Your task is to return the span of lines beginning at the one with "Serialize everything readable" and ending at the last line of the data, exactly as it stands.

[Excerpt from a dataset]
-=-=-
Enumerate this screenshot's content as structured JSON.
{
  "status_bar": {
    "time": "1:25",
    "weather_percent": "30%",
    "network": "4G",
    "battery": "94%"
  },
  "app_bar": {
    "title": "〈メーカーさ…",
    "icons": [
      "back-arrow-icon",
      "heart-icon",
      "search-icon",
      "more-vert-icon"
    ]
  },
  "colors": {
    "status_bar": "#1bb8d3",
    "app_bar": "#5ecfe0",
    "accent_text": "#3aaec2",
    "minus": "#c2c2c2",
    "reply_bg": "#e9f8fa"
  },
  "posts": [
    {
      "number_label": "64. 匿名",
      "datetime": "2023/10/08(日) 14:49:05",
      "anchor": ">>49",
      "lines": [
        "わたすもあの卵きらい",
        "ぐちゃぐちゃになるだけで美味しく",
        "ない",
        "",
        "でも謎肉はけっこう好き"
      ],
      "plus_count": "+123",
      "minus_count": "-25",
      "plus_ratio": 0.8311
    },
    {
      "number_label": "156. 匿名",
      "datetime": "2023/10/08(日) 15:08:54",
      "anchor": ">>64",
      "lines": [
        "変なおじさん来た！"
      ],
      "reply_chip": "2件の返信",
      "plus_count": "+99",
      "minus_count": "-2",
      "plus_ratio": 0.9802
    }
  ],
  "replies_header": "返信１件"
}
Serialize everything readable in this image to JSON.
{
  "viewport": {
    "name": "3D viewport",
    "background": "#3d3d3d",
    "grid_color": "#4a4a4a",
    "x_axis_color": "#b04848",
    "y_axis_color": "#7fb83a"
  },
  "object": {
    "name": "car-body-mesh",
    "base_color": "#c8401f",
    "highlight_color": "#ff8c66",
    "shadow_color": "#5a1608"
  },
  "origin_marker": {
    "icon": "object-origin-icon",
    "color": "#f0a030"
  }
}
-=-=-
■ Correct output ■
Serialize everything readable in this image to JSON.
{
  "viewport": {
    "name": "3D viewport",
    "background": "#3d3d3d",
    "grid_color": "#4a4a4a",
    "x_axis_color": "#b04848",
    "y_axis_color": "#7fb83a"
  },
  "object": {
    "name": "car-body-mesh",
    "base_color": "#c8401f",
    "highlight_color": "#ff8c66",
    "shadow_color": "#5a1608"
  },
  "origin_marker": {
    "icon": "object-origin-icon",
    "color": "#f0a030"
  }
}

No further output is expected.